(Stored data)
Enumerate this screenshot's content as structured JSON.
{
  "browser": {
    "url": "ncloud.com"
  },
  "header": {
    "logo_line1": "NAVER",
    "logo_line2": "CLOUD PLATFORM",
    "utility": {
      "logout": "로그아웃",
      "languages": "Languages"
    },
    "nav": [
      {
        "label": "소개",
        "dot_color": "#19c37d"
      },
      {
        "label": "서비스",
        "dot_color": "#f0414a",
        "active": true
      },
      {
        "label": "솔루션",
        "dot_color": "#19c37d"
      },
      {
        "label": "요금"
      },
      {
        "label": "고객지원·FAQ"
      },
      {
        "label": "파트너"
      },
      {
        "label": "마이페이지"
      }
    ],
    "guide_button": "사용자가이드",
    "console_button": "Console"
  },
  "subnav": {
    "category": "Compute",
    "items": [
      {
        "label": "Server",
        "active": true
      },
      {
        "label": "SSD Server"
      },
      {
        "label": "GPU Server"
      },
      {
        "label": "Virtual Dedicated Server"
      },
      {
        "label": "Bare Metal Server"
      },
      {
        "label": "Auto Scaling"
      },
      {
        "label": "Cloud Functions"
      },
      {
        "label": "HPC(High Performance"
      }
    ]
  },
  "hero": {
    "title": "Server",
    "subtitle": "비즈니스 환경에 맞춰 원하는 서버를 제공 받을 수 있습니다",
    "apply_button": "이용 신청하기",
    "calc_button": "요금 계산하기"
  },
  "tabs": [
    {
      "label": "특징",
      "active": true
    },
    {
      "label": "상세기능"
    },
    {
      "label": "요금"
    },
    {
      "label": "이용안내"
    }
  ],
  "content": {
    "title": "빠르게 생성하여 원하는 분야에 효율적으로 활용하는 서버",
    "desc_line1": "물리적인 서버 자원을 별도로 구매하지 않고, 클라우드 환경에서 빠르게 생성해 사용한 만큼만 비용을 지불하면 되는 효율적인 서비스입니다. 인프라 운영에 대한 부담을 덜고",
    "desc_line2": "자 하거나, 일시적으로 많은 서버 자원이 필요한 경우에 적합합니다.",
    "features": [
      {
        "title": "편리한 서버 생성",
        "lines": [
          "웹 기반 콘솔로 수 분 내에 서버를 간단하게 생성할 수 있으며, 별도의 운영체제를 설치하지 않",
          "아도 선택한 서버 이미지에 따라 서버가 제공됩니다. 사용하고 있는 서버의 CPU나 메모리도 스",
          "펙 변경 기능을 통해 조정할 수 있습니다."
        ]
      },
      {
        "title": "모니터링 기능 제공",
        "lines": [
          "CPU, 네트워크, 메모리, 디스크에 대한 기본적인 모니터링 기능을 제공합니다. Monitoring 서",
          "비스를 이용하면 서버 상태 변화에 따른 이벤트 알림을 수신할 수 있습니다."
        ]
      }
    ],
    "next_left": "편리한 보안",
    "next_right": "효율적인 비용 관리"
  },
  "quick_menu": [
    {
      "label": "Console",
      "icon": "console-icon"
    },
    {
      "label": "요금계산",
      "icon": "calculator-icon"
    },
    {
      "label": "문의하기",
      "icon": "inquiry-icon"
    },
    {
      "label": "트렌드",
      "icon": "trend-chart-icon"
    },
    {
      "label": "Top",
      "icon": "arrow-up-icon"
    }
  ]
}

Aim —
Copy every line of the listing that contains the word "content".

Response below —
Enumerate this screenshot's content as structured JSON.
  "content": {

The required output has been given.